** WORK TO DO **
Copy each line that has the string "والعناصر" somewhere in it.

** TASK INPUTS **
[START]
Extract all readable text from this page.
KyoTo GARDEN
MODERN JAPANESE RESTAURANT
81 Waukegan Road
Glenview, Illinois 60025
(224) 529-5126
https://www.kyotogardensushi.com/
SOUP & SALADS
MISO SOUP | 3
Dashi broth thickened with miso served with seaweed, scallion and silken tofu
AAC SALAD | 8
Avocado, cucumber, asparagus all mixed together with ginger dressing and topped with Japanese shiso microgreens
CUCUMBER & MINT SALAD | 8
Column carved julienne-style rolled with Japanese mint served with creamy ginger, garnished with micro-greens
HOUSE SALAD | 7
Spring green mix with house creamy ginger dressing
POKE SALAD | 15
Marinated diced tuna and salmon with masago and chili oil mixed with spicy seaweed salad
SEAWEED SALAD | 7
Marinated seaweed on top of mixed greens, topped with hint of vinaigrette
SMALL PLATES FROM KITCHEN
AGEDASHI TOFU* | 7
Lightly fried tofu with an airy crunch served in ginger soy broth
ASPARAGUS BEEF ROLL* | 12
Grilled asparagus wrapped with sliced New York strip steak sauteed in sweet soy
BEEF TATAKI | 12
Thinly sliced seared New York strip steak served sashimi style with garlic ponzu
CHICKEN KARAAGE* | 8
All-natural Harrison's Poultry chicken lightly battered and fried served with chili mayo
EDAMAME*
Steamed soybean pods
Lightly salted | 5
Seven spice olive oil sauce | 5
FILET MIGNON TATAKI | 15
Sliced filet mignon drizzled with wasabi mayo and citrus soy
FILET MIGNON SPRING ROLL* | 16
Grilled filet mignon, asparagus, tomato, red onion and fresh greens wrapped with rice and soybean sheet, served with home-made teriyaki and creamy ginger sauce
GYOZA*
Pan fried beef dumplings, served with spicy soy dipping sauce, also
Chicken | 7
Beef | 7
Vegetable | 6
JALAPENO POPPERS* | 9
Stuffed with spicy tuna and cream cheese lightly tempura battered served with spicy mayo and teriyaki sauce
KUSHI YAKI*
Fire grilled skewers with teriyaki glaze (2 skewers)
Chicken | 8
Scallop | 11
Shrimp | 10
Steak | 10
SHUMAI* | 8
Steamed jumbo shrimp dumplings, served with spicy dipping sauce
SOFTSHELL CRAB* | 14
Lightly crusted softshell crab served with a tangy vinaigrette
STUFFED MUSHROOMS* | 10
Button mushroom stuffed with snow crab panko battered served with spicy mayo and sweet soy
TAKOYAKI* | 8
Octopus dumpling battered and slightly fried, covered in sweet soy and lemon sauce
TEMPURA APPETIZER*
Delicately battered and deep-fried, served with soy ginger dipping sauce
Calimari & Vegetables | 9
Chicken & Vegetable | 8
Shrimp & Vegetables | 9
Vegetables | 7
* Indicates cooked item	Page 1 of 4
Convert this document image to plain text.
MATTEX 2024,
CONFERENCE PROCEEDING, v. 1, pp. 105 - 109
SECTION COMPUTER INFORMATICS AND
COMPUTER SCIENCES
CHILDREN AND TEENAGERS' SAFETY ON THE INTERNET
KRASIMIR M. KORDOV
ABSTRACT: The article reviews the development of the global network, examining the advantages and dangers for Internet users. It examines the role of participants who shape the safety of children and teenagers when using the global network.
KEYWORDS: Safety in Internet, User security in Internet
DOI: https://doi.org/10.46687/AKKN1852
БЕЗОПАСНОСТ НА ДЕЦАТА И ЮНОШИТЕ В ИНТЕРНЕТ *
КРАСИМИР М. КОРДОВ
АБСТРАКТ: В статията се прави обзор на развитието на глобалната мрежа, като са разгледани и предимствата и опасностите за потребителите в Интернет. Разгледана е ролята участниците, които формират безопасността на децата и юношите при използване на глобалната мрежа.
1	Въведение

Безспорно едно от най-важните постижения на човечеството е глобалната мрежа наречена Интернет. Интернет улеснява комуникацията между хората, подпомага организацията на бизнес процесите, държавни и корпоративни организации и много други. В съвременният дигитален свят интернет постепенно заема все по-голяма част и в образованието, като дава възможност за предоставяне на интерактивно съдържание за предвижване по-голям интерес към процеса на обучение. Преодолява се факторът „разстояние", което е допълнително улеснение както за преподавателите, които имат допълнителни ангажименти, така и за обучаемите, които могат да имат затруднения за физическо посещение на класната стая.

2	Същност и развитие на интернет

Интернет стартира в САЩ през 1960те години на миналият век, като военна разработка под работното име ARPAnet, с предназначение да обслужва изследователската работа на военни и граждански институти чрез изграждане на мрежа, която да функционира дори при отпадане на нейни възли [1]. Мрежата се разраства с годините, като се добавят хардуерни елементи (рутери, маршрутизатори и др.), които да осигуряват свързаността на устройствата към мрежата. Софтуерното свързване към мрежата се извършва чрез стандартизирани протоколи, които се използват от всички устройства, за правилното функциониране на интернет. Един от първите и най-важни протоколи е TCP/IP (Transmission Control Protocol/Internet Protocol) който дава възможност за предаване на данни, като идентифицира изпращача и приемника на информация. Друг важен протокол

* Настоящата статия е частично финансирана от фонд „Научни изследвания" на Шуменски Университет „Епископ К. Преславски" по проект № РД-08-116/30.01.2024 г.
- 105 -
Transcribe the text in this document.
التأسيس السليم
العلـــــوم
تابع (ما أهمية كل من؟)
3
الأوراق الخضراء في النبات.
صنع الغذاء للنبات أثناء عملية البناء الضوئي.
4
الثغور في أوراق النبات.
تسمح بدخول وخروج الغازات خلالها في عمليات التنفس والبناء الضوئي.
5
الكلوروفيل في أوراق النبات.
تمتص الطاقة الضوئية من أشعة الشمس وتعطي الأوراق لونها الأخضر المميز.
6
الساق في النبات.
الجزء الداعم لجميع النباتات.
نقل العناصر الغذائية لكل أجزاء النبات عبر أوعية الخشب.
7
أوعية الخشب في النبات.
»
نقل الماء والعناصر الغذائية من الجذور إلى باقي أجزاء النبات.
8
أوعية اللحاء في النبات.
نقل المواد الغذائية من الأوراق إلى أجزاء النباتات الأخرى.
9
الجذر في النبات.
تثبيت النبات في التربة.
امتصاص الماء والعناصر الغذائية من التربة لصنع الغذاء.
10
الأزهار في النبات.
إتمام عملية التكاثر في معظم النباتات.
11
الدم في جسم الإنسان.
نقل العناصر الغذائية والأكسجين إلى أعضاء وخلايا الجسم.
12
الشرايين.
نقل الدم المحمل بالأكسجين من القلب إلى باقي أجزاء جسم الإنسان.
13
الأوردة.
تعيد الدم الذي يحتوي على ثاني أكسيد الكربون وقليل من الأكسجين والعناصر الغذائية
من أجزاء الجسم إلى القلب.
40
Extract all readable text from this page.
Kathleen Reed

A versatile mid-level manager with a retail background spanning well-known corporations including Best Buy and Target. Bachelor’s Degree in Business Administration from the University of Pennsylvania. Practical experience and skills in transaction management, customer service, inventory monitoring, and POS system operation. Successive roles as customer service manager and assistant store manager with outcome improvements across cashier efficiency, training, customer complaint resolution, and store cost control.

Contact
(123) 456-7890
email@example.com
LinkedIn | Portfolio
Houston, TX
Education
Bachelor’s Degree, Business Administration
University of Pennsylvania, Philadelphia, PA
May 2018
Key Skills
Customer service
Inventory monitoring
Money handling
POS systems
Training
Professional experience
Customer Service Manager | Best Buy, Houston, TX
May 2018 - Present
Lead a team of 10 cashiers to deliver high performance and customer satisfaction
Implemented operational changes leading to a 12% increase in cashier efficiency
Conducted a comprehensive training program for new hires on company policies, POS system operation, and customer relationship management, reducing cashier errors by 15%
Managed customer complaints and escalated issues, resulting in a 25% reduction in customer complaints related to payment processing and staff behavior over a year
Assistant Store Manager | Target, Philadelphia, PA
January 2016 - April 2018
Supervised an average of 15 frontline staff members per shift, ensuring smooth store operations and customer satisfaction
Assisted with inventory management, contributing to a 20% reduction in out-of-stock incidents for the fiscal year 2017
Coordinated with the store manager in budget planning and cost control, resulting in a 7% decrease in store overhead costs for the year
[END]
** CORRECT RESULT **
نقل الماء والعناصر الغذائية من الجذور إلى باقي أجزاء النبات.
امتصاص الماء والعناصر الغذائية من التربة لصنع الغذاء.
تعيد الدم الذي يحتوي على ثاني أكسيد الكربون وقليل من الأكسجين والعناصر الغذائية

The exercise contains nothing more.